▼
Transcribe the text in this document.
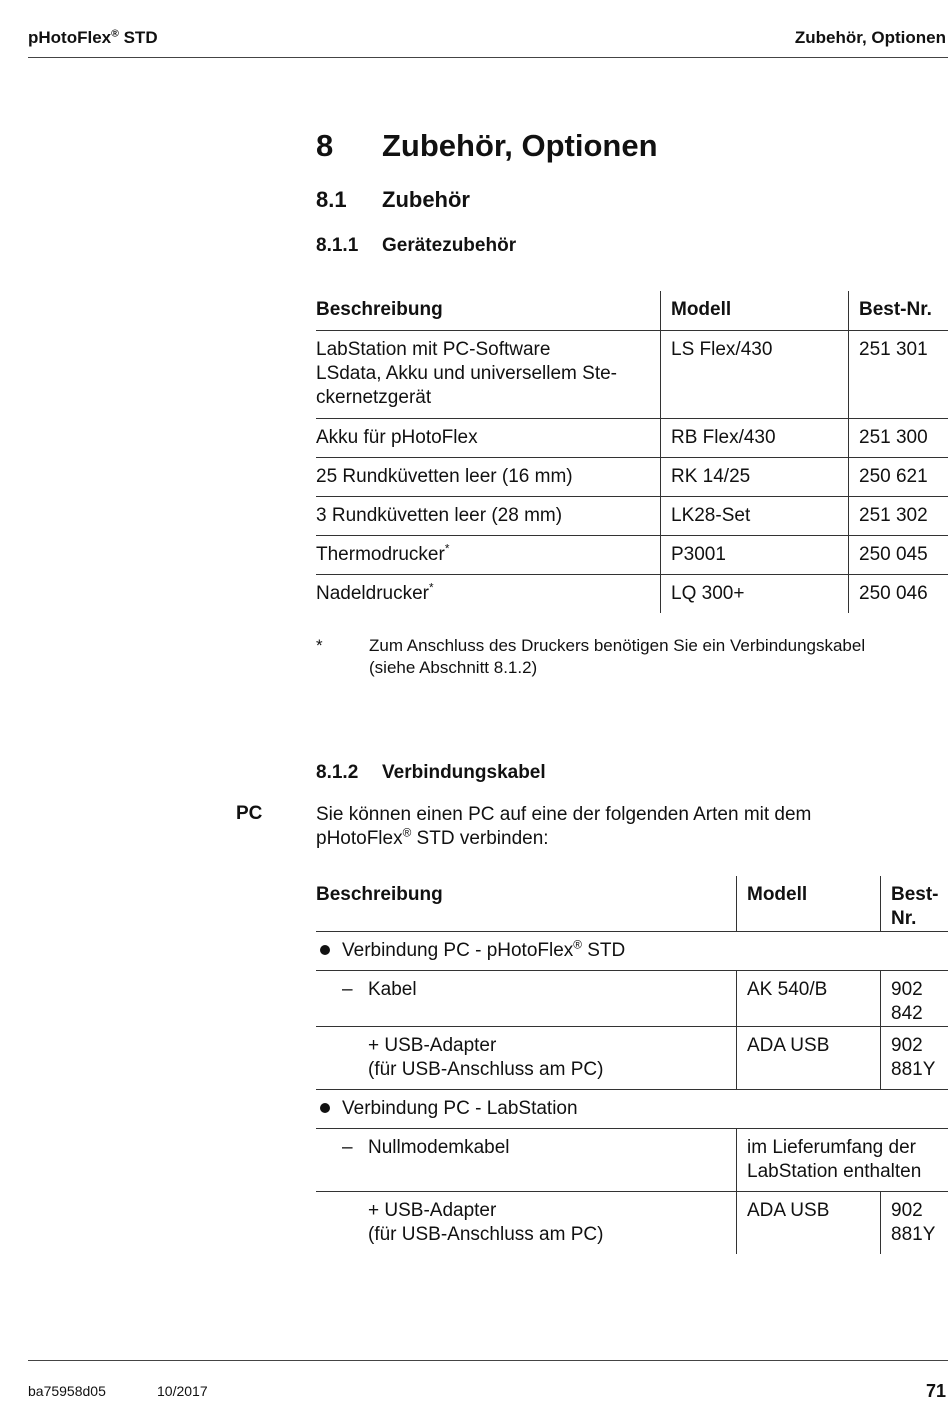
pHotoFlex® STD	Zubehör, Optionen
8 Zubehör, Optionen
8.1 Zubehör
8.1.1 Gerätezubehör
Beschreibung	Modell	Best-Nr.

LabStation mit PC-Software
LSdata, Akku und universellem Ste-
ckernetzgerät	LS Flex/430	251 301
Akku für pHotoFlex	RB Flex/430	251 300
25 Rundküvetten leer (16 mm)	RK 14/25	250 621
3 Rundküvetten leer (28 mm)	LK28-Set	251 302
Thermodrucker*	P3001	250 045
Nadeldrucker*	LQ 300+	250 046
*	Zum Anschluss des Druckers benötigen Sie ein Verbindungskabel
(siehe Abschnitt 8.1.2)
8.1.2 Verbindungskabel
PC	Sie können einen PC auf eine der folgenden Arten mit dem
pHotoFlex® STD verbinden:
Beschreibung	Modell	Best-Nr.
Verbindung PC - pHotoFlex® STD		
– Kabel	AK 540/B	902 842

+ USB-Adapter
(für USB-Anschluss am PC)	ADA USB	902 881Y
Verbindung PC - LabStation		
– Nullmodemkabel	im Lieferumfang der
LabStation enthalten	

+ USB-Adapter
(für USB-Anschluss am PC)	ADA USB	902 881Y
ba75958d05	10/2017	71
▲
GIVEN EXERCISE >> Note how many lines in the material hold the word "Rundküvetten", and give that number with nothing added.

RESPONSE BELOW >> 2